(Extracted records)
[BEGIN]

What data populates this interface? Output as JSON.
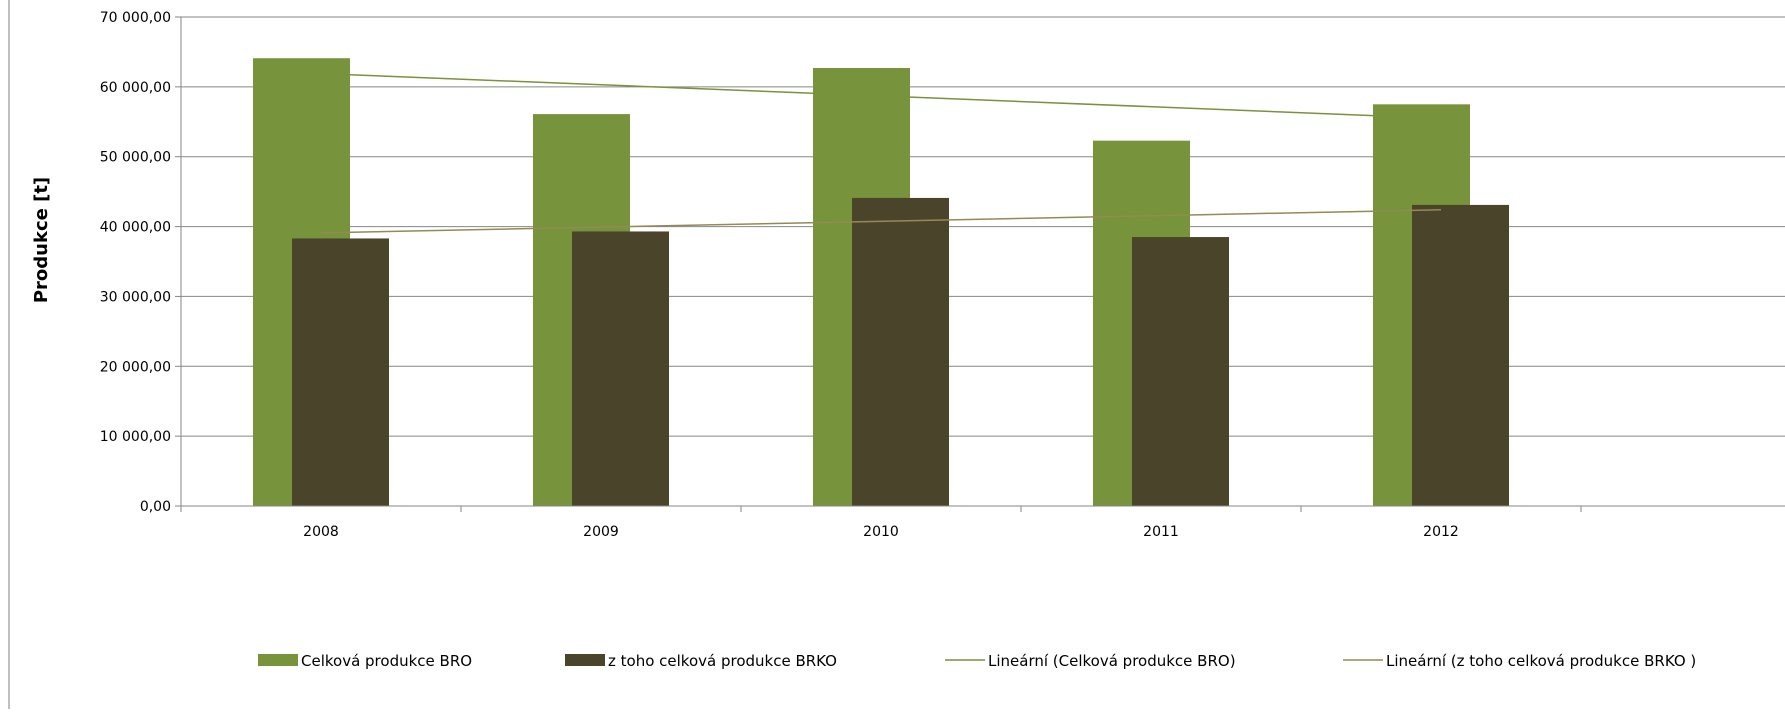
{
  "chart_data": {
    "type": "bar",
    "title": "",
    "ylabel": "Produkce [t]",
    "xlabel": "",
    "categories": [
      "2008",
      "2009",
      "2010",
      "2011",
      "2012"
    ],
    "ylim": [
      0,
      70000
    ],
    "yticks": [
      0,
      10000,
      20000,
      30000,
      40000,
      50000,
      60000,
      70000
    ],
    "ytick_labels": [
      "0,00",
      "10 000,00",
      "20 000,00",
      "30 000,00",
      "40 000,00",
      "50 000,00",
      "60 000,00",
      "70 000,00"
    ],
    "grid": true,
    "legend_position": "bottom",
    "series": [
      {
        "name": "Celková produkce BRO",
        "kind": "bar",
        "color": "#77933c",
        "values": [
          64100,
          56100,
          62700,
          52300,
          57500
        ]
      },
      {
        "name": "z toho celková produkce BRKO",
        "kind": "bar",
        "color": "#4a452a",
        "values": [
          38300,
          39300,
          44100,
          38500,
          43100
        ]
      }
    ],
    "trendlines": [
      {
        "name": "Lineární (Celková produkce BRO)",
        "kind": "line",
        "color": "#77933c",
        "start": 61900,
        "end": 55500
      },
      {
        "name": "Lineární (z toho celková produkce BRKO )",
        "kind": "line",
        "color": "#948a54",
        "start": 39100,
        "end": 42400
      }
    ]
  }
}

[END]

_PROBLEM REQUIREMENTS_: Read the data above and pull out each line that holds the string "color".

_REPLY_:
        "color": "#77933c",
        "color": "#4a452a",
        "color": "#77933c",
        "color": "#948a54",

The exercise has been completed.